◆ **EXERCISE DETAILS**: Read the lines below. Copy out any that hold the string "label".

◆ **EXERCISE INPUTS**:
▼

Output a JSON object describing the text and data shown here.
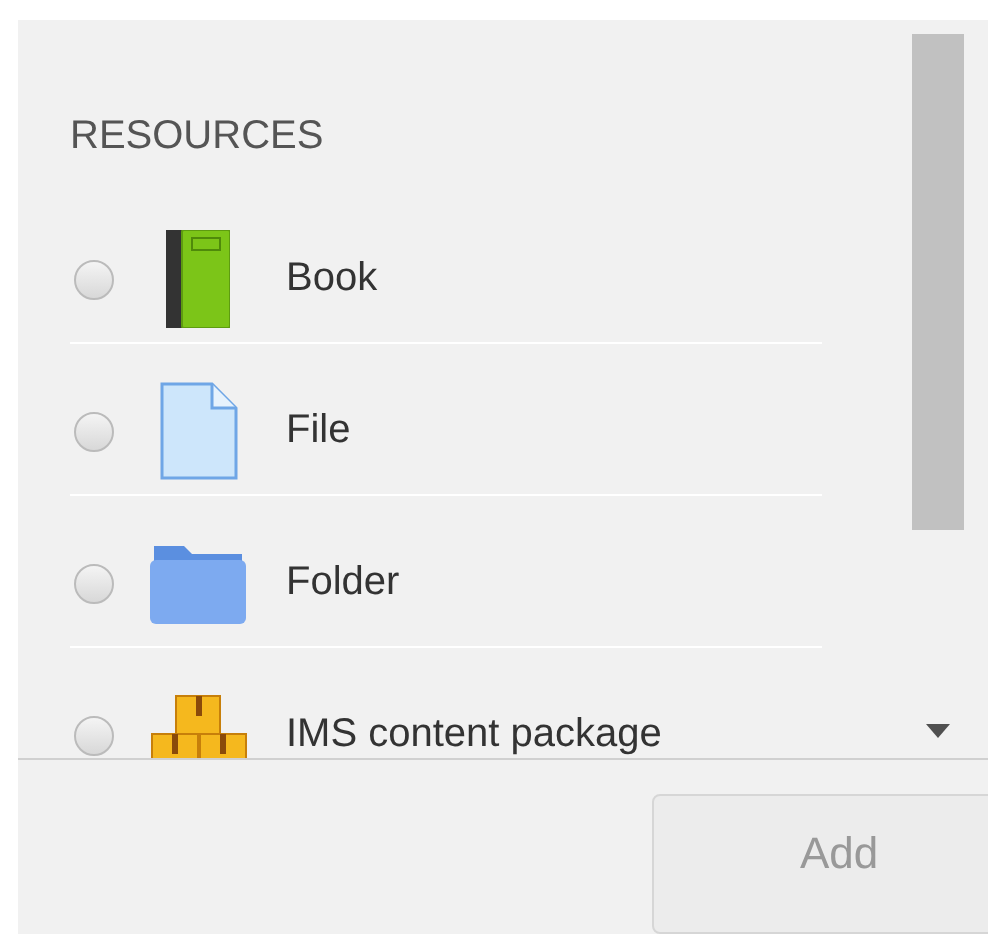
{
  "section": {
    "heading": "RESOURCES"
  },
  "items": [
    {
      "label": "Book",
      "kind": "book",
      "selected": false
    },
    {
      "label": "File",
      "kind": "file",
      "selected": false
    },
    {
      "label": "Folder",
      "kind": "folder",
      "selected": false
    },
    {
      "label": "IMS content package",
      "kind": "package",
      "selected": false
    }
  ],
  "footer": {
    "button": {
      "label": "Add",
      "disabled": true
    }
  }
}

▲

◆ **ANSWER BELOW**:
      "label": "Book",
      "label": "File",
      "label": "Folder",
      "label": "IMS content package",
      "label": "Add",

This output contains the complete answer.